**WHAT THE TASK REQUIRES:**
Find the line containing "Convert this document image to plain text.", then print it and each following line through the end of the records, exactly and with nothing added; leave out any pictures.

start

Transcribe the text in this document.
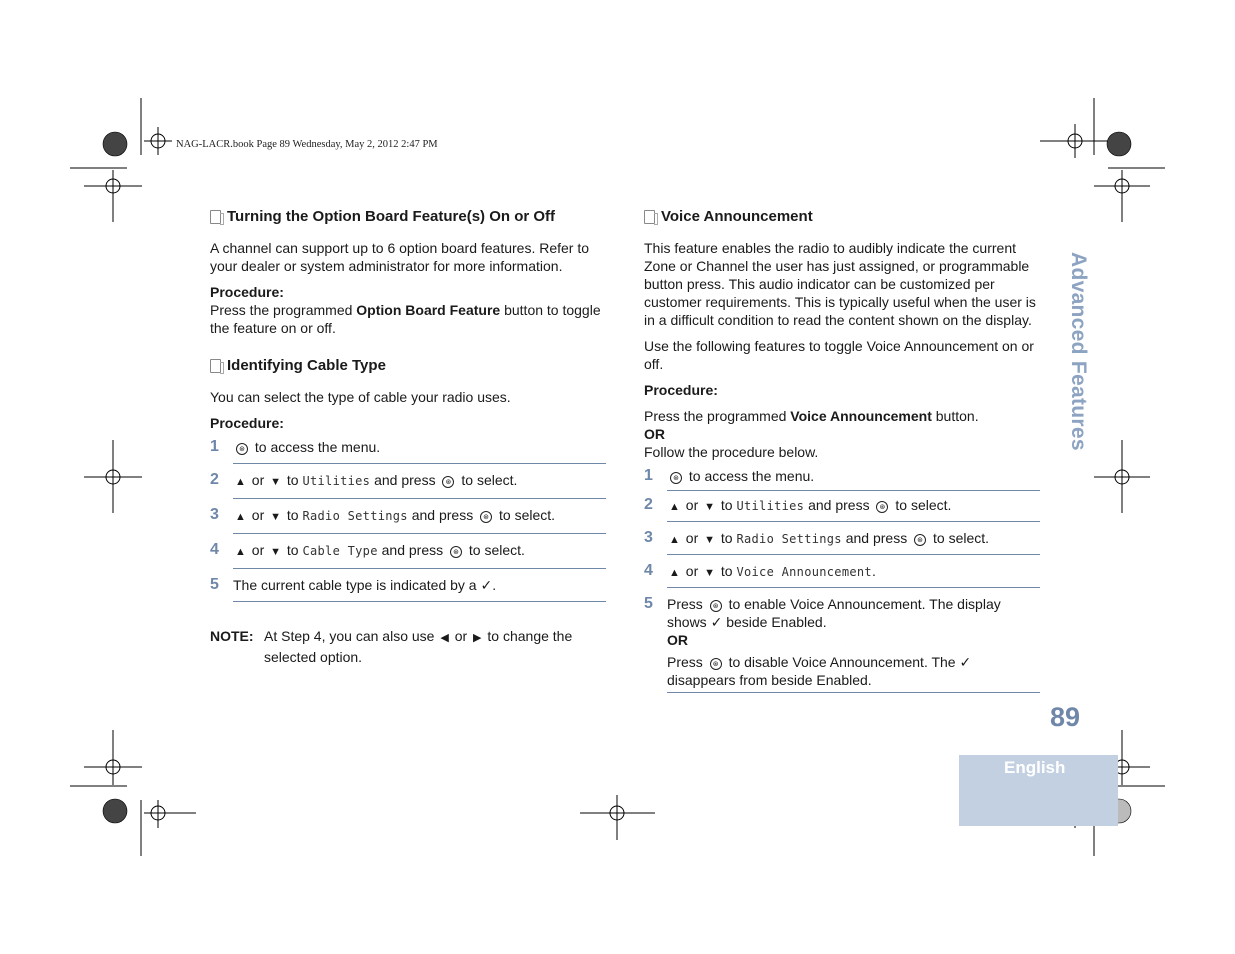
NAG-LACR.book Page 89 Wednesday, May 2, 2012 2:47 PM
Turning the Option Board Feature(s) On or Off

A channel can support up to 6 option board features. Refer to your dealer or system administrator for more information.

Procedure:

Press the programmed Option Board Feature button to toggle the feature on or off.

Identifying Cable Type

You can select the type of cable your radio uses.

Procedure:
1	⊛ to access the menu.
2	▲ or ▼ to Utilities and press ⊛ to select.
3	▲ or ▼ to Radio Settings and press ⊛ to select.
4	▲ or ▼ to Cable Type and press ⊛ to select.
5	The current cable type is indicated by a ✓.
NOTE: At Step 4, you can also use ◀ or ▶ to change the selected option.
Voice Announcement

This feature enables the radio to audibly indicate the current Zone or Channel the user has just assigned, or programmable button press. This audio indicator can be customized per customer requirements. This is typically useful when the user is in a difficult condition to read the content shown on the display.

Use the following features to toggle Voice Announcement on or off.

Procedure:

Press the programmed Voice Announcement button.

OR

Follow the procedure below.

1	⊛ to access the menu.
2	▲ or ▼ to Utilities and press ⊛ to select.
3	▲ or ▼ to Radio Settings and press ⊛ to select.
4	▲ or ▼ to Voice Announcement.
5	Press ⊛ to enable Voice Announcement. The display shows ✓ beside Enabled.
OR
Press ⊛ to disable Voice Announcement. The ✓ disappears from beside Enabled.
Advanced Features
89
English
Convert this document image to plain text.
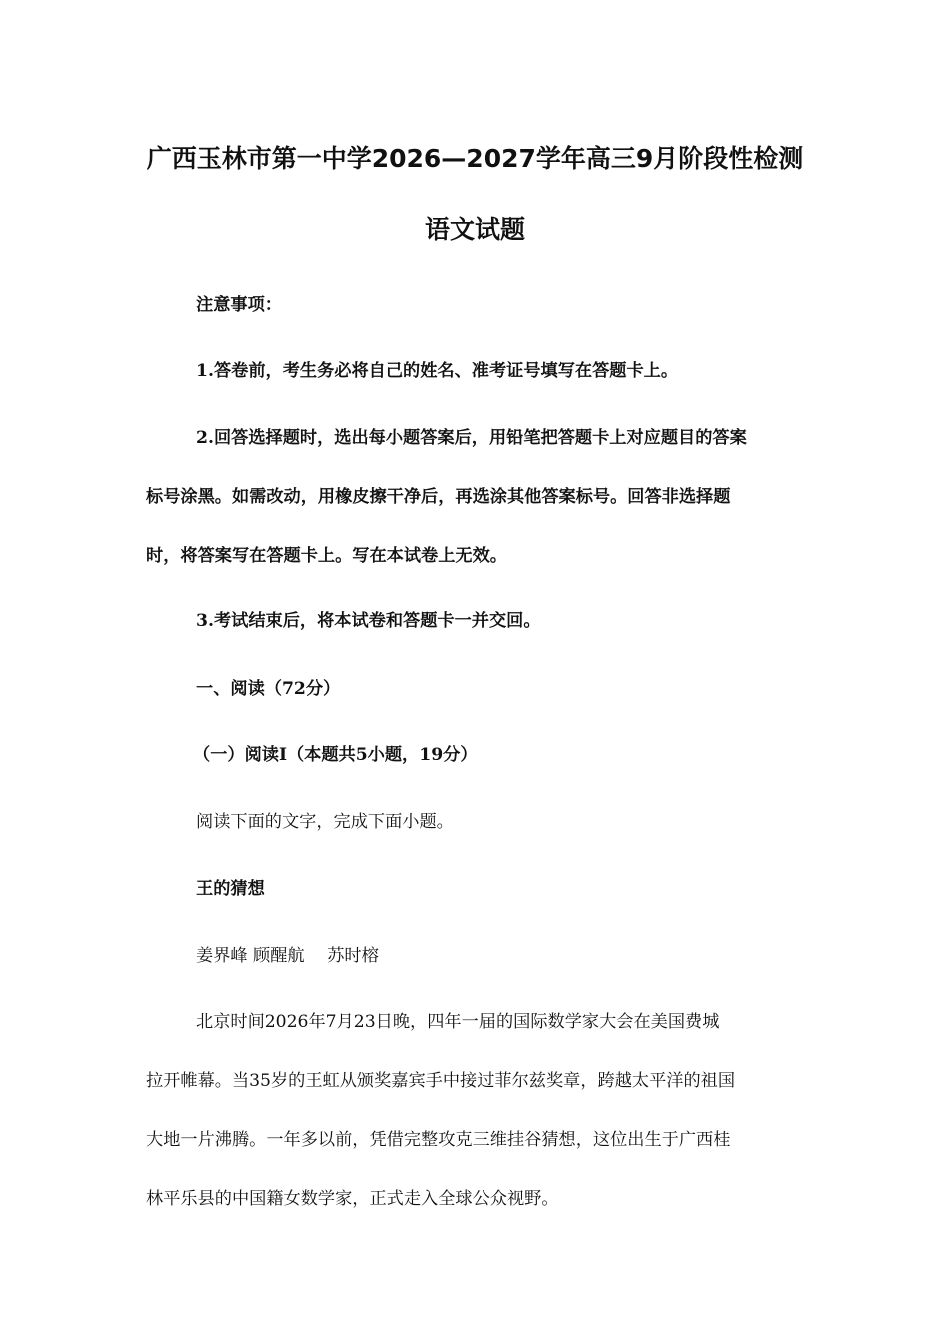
广西玉林市第一中学2026—2027学年高三9月阶段性检测
语文试题
注意事项：
1.答卷前，考生务必将自己的姓名、准考证号填写在答题卡上。
2.回答选择题时，选出每小题答案后，用铅笔把答题卡上对应题目的答案
标号涂黑。如需改动，用橡皮擦干净后，再选涂其他答案标号。回答非选择题
时，将答案写在答题卡上。写在本试卷上无效。
3.考试结束后，将本试卷和答题卡一并交回。
一、阅读（72分）
（一）阅读Ⅰ（本题共5小题，19分）
阅读下面的文字，完成下面小题。
王的猜想
姜界峰 顾醒航　 苏时榕
北京时间2026年7月23日晚，四年一届的国际数学家大会在美国费城
拉开帷幕。当35岁的王虹从颁奖嘉宾手中接过菲尔兹奖章，跨越太平洋的祖国
大地一片沸腾。一年多以前，凭借完整攻克三维挂谷猜想，这位出生于广西桂
林平乐县的中国籍女数学家，正式走入全球公众视野。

end

**RESPONSE BELOW:**
Convert this document image to plain text.
广西玉林市第一中学2026—2027学年高三9月阶段性检测
语文试题
注意事项：
1.答卷前，考生务必将自己的姓名、准考证号填写在答题卡上。
2.回答选择题时，选出每小题答案后，用铅笔把答题卡上对应题目的答案
标号涂黑。如需改动，用橡皮擦干净后，再选涂其他答案标号。回答非选择题
时，将答案写在答题卡上。写在本试卷上无效。
3.考试结束后，将本试卷和答题卡一并交回。
一、阅读（72分）
（一）阅读Ⅰ（本题共5小题，19分）
阅读下面的文字，完成下面小题。
王的猜想
姜界峰 顾醒航　 苏时榕
北京时间2026年7月23日晚，四年一届的国际数学家大会在美国费城
拉开帷幕。当35岁的王虹从颁奖嘉宾手中接过菲尔兹奖章，跨越太平洋的祖国
大地一片沸腾。一年多以前，凭借完整攻克三维挂谷猜想，这位出生于广西桂
林平乐县的中国籍女数学家，正式走入全球公众视野。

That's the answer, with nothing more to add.